• **Aim of the exercise**
What is the number of lines in the data that hold the string "name"? Reply with that number only.

• **Raw data**
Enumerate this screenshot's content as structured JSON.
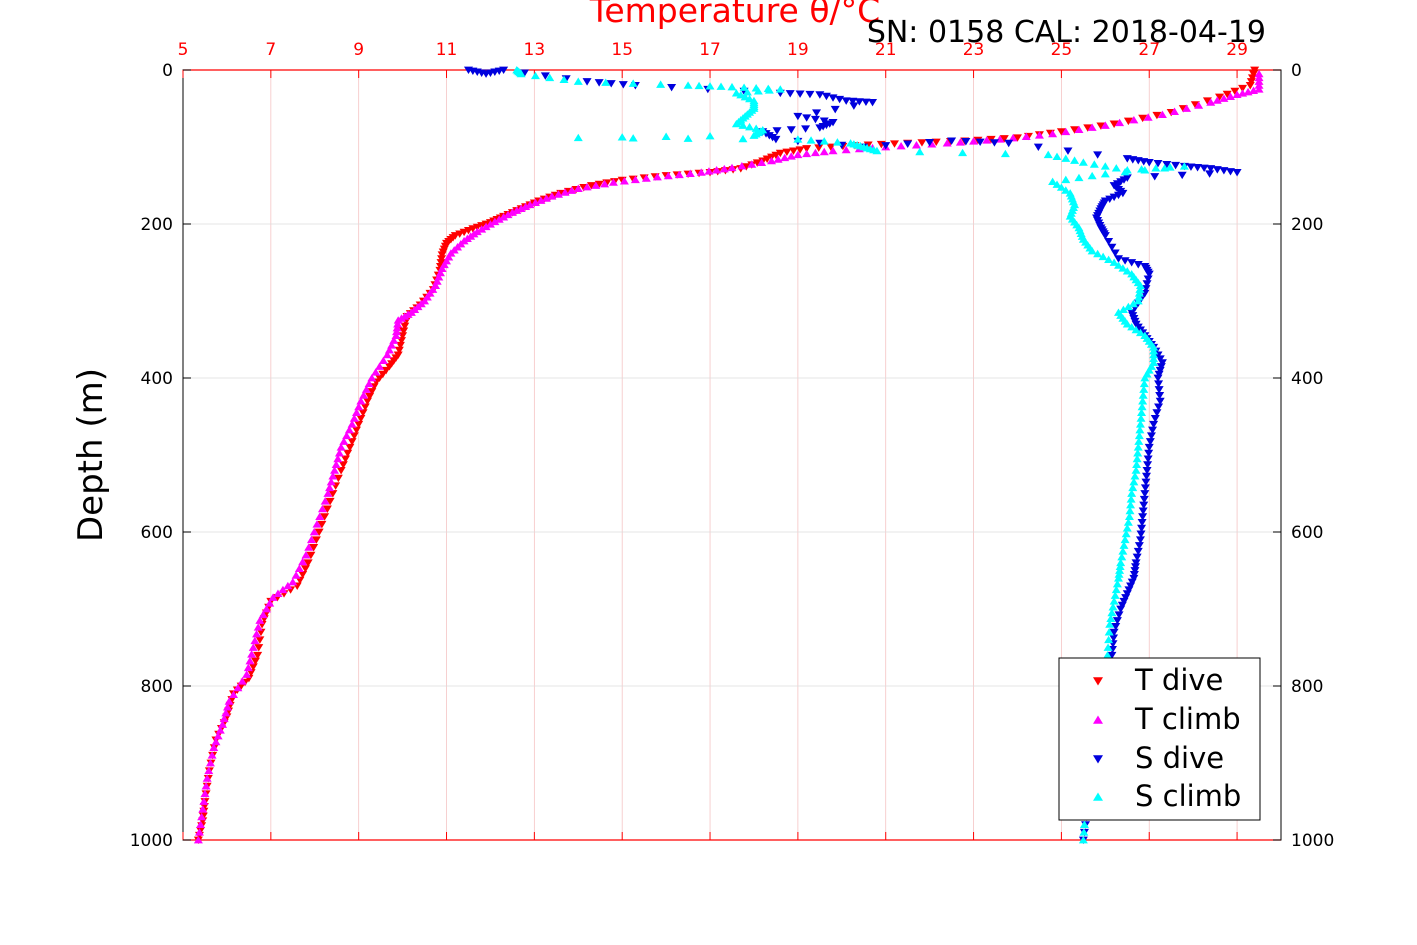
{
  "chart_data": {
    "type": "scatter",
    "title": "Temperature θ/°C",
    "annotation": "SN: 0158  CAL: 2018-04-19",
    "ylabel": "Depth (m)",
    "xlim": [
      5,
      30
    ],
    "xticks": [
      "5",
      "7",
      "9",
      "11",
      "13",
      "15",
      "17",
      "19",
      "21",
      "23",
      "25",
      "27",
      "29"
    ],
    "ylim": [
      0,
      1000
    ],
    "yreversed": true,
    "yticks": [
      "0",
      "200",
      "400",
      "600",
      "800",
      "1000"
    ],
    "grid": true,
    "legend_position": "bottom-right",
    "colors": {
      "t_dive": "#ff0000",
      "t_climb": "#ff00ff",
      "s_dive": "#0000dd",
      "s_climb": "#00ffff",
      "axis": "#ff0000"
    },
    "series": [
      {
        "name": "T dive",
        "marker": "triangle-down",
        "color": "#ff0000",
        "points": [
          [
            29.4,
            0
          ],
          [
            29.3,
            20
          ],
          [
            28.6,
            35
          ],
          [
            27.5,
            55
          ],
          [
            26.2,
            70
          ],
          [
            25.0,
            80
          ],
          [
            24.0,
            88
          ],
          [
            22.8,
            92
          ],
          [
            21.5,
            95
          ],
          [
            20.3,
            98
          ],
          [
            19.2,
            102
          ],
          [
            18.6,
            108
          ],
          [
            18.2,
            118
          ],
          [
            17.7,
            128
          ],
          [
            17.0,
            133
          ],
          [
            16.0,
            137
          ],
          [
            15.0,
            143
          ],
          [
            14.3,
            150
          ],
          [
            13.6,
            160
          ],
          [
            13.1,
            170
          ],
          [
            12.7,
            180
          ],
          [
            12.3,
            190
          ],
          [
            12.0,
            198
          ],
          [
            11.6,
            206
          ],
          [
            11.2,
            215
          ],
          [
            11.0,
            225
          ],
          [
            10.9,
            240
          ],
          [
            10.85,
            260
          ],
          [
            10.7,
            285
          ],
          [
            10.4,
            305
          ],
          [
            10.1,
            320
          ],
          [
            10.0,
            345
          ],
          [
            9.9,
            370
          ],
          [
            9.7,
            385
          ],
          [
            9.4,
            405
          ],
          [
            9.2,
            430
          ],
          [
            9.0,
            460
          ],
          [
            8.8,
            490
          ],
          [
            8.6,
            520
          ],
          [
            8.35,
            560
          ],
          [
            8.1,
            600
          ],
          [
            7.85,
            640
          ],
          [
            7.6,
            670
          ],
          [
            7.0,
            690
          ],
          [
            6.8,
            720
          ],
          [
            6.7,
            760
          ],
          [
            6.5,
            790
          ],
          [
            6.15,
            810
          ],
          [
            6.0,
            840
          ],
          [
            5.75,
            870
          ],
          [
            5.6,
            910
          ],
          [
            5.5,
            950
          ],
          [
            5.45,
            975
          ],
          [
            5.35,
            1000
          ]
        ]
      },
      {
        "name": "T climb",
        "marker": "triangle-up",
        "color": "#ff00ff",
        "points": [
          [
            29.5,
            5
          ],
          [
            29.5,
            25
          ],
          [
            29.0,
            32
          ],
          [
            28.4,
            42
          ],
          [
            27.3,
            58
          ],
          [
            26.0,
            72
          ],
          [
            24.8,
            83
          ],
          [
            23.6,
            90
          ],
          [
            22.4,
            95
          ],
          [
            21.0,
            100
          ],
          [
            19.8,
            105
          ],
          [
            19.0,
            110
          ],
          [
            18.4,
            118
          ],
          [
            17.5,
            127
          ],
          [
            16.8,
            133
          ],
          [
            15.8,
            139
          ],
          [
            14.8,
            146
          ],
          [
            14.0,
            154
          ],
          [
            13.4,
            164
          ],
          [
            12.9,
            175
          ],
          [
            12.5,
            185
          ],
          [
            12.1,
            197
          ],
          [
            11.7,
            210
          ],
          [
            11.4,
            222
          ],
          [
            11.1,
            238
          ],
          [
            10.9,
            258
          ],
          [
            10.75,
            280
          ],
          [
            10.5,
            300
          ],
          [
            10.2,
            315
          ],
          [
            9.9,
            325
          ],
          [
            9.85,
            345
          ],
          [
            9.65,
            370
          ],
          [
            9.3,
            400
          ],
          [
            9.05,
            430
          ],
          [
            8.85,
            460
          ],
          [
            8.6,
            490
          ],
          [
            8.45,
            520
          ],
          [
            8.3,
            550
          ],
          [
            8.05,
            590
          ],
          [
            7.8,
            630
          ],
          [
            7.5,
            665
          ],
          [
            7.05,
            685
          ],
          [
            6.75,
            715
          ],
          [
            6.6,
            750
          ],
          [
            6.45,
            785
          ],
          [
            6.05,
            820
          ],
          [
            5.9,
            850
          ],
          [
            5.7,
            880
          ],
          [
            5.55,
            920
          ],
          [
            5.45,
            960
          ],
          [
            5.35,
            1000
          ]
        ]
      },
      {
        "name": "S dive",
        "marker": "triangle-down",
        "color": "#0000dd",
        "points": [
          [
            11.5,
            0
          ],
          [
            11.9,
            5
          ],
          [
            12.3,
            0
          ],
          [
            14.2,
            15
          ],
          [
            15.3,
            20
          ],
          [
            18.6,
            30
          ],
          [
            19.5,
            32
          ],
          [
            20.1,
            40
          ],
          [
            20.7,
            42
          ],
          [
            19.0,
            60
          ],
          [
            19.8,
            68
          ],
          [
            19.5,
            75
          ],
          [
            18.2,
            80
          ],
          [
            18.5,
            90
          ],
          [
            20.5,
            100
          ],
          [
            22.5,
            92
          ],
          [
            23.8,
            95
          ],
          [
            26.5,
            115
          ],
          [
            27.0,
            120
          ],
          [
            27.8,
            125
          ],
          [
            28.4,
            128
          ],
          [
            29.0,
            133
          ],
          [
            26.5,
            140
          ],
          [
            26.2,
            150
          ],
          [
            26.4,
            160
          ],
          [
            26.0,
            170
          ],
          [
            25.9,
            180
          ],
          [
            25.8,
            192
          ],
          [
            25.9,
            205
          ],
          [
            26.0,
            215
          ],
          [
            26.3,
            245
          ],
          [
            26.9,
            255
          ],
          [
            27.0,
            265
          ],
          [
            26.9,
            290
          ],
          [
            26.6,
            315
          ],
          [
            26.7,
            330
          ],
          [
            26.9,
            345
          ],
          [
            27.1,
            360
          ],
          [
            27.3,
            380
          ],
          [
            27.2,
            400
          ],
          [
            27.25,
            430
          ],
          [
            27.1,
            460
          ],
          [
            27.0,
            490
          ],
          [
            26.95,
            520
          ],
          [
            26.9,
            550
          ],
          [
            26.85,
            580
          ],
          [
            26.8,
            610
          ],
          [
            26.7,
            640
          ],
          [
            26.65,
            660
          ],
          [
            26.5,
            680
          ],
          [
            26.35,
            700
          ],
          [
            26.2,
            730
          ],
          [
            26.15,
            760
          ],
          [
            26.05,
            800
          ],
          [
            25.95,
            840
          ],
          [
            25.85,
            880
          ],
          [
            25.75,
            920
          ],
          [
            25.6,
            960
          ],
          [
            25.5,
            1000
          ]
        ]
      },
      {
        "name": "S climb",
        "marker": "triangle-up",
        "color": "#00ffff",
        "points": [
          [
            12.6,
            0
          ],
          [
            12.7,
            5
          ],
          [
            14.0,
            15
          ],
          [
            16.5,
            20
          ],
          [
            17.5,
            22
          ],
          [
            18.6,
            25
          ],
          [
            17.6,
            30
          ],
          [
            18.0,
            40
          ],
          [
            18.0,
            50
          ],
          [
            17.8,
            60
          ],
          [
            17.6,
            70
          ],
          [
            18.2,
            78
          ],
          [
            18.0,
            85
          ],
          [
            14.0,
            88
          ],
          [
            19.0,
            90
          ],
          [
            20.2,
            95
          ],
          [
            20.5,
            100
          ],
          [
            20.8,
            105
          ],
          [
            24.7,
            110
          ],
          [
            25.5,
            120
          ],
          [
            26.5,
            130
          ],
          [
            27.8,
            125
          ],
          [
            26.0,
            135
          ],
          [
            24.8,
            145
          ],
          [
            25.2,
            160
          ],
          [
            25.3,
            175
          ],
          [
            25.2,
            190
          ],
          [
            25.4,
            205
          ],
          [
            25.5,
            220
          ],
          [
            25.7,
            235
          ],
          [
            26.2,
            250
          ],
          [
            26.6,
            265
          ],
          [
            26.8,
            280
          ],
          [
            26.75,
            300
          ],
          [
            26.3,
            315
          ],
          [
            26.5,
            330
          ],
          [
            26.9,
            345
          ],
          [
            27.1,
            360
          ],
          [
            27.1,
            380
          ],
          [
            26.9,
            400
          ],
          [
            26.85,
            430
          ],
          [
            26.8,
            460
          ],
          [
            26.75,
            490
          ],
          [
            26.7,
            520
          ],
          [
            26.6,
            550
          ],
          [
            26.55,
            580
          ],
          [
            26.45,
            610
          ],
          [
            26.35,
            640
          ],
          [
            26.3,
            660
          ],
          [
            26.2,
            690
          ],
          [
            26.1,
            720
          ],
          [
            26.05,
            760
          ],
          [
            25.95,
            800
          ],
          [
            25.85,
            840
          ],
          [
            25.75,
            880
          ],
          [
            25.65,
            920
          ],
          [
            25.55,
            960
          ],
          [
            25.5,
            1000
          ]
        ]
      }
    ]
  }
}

• **Output**
4